[Data records]
|---|
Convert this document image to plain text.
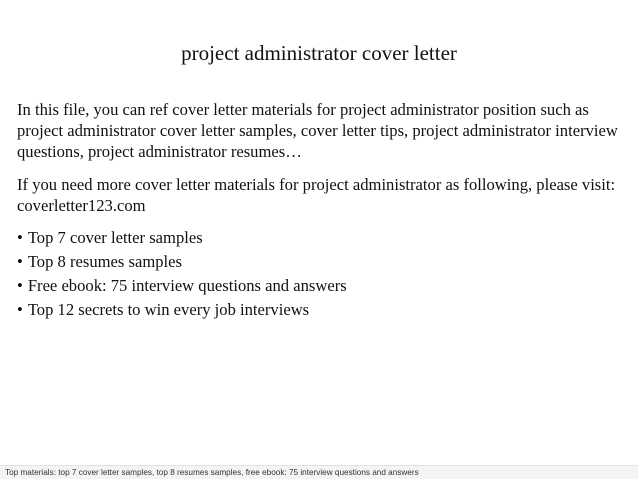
project administrator cover letter

In this file, you can ref cover letter materials for project administrator position such as project administrator cover letter samples, cover letter tips, project administrator interview questions, project administrator resumes…

If you need more cover letter materials for project administrator as following, please visit: coverletter123.com

• Top 7 cover letter samples
• Top 8 resumes samples
• Free ebook: 75 interview questions and answers
• Top 12 secrets to win every job interviews
Top materials: top 7 cover letter samples, top 8 resumes samples, free ebook: 75 interview questions and answers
|---|
▶ [TASK DIRECTIONS]: Copy out each line of the data containing the string "this".

▶ [COMPLETED TASK]:
Convert this document image to plain text.
In this file, you can ref cover letter materials for project administrator position such as project administrator cover letter samples, cover letter tips, project administrator interview questions, project administrator resumes…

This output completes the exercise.